──────── Dataset content ────────

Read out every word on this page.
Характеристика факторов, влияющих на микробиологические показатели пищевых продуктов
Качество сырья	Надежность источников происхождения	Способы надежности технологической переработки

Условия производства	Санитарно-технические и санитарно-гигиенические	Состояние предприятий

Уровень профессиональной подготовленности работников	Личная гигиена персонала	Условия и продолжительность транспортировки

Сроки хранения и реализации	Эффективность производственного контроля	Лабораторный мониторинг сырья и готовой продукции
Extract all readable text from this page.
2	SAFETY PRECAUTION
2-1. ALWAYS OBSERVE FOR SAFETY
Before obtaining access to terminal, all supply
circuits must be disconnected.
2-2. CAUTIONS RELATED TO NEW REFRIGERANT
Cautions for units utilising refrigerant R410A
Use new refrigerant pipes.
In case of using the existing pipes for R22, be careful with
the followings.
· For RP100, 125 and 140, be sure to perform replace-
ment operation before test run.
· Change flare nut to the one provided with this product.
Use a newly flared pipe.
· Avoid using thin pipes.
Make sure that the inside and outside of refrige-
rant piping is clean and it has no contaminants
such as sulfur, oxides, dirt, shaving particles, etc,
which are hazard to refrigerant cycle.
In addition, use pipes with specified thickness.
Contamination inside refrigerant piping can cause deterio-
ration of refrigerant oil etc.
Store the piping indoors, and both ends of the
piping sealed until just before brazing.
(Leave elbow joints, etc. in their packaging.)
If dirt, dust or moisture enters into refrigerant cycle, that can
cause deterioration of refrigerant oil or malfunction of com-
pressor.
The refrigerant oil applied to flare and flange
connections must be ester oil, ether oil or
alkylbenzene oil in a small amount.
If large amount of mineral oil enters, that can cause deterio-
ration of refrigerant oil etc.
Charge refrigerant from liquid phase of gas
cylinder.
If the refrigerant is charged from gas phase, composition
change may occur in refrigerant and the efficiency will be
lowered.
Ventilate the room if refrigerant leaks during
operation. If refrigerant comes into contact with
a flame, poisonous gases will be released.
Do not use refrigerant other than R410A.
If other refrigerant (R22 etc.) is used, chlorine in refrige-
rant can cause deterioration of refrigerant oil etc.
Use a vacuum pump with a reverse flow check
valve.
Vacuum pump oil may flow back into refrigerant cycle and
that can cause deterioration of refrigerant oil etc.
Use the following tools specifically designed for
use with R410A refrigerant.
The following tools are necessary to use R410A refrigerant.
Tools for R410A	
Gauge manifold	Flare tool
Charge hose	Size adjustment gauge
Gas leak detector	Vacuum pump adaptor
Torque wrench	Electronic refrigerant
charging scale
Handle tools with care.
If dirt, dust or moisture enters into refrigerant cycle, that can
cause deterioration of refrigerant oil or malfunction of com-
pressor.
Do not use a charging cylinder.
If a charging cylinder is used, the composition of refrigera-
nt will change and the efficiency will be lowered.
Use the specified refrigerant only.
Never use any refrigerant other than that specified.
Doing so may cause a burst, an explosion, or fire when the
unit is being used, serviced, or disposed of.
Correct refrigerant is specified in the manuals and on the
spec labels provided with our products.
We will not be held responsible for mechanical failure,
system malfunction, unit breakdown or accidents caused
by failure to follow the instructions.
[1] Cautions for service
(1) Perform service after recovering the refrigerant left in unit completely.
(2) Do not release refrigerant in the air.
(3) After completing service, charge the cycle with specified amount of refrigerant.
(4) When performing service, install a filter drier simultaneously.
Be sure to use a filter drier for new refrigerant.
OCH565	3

────────

Look for "flow" and pull out every line that has it.

Use a vacuum pump with a reverse flow check
Vacuum pump oil may flow back into refrigerant cycle and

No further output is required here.